■ What is expected
Can you copy out the data exactly? Leave the images out.

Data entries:
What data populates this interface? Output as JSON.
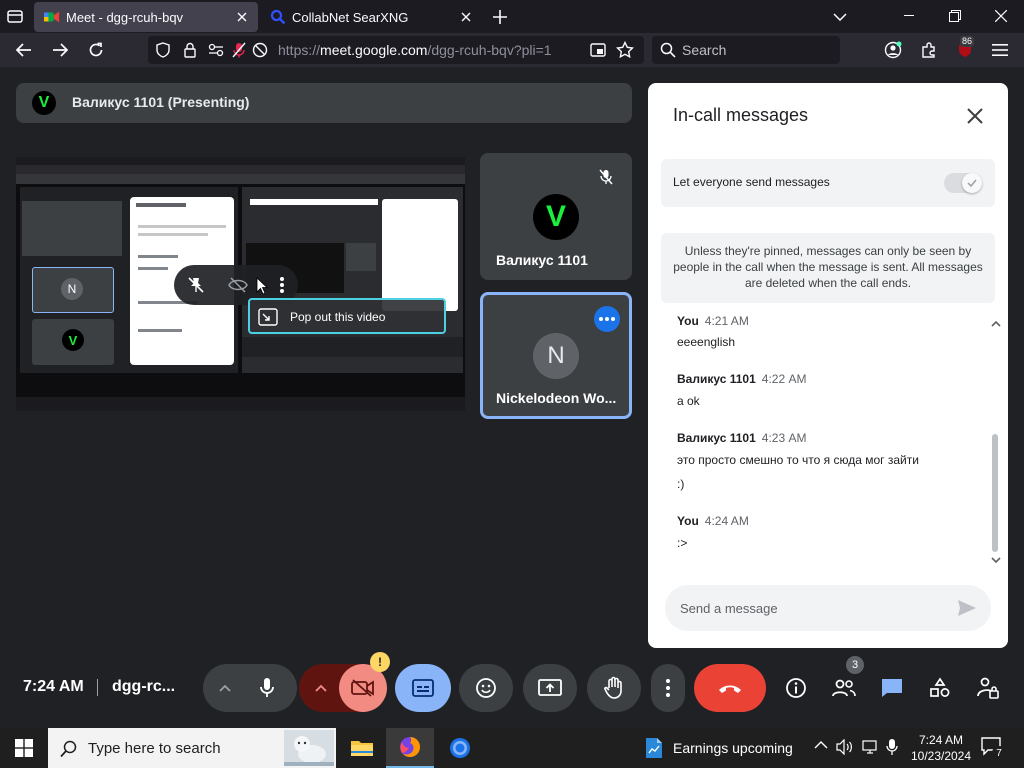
{
  "browser": {
    "tabs": [
      {
        "title": "Meet - dgg-rcuh-bqv",
        "active": true
      },
      {
        "title": "CollabNet SearXNG",
        "active": false
      }
    ],
    "url_prefix": "https://",
    "url_host": "meet.google.com",
    "url_path": "/dgg-rcuh-bqv?pli=1",
    "search_placeholder": "Search",
    "extension_badge": "86"
  },
  "meet": {
    "presenting_label": "Валикус 1101 (Presenting)",
    "popout_label": "Pop out this video",
    "participants": [
      {
        "name": "Валикус 1101",
        "avatar": "V",
        "muted": true
      },
      {
        "name": "Nickelodeon Wo...",
        "avatar": "N",
        "muted": false
      }
    ],
    "time": "7:24 AM",
    "meeting_code": "dgg-rc...",
    "people_count": "3",
    "camera_alert": "!"
  },
  "chat": {
    "title": "In-call messages",
    "permission_label": "Let everyone send messages",
    "notice": "Unless they're pinned, messages can only be seen by people in the call when the message is sent. All messages are deleted when the call ends.",
    "messages": [
      {
        "sender": "You",
        "time": "4:21 AM",
        "lines": [
          "eeeenglish"
        ]
      },
      {
        "sender": "Валикус 1101",
        "time": "4:22 AM",
        "lines": [
          "a ok"
        ]
      },
      {
        "sender": "Валикус 1101",
        "time": "4:23 AM",
        "lines": [
          "это просто смешно то что я сюда мог зайти",
          ":)"
        ]
      },
      {
        "sender": "You",
        "time": "4:24 AM",
        "lines": [
          ":>"
        ]
      }
    ],
    "composer_placeholder": "Send a message"
  },
  "taskbar": {
    "search_placeholder": "Type here to search",
    "news_label": "Earnings upcoming",
    "clock_time": "7:24 AM",
    "clock_date": "10/23/2024",
    "notification_count": "7"
  },
  "colors": {
    "meet_bg": "#202124",
    "tile_bg": "#3c4043",
    "accent_blue": "#8ab4f8",
    "end_call_red": "#ea4335",
    "captions_active": "#8ab4f8",
    "camera_off_bg": "#f28b82"
  }
}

■ Exercise result
What data populates this interface? Output as JSON.
{
  "browser": {
    "tabs": [
      {
        "title": "Meet - dgg-rcuh-bqv",
        "active": true
      },
      {
        "title": "CollabNet SearXNG",
        "active": false
      }
    ],
    "url_prefix": "https://",
    "url_host": "meet.google.com",
    "url_path": "/dgg-rcuh-bqv?pli=1",
    "search_placeholder": "Search",
    "extension_badge": "86"
  },
  "meet": {
    "presenting_label": "Валикус 1101 (Presenting)",
    "popout_label": "Pop out this video",
    "participants": [
      {
        "name": "Валикус 1101",
        "avatar": "V",
        "muted": true
      },
      {
        "name": "Nickelodeon Wo...",
        "avatar": "N",
        "muted": false
      }
    ],
    "time": "7:24 AM",
    "meeting_code": "dgg-rc...",
    "people_count": "3",
    "camera_alert": "!"
  },
  "chat": {
    "title": "In-call messages",
    "permission_label": "Let everyone send messages",
    "notice": "Unless they're pinned, messages can only be seen by people in the call when the message is sent. All messages are deleted when the call ends.",
    "messages": [
      {
        "sender": "You",
        "time": "4:21 AM",
        "lines": [
          "eeeenglish"
        ]
      },
      {
        "sender": "Валикус 1101",
        "time": "4:22 AM",
        "lines": [
          "a ok"
        ]
      },
      {
        "sender": "Валикус 1101",
        "time": "4:23 AM",
        "lines": [
          "это просто смешно то что я сюда мог зайти",
          ":)"
        ]
      },
      {
        "sender": "You",
        "time": "4:24 AM",
        "lines": [
          ":>"
        ]
      }
    ],
    "composer_placeholder": "Send a message"
  },
  "taskbar": {
    "search_placeholder": "Type here to search",
    "news_label": "Earnings upcoming",
    "clock_time": "7:24 AM",
    "clock_date": "10/23/2024",
    "notification_count": "7"
  },
  "colors": {
    "meet_bg": "#202124",
    "tile_bg": "#3c4043",
    "accent_blue": "#8ab4f8",
    "end_call_red": "#ea4335",
    "captions_active": "#8ab4f8",
    "camera_off_bg": "#f28b82"
  }
}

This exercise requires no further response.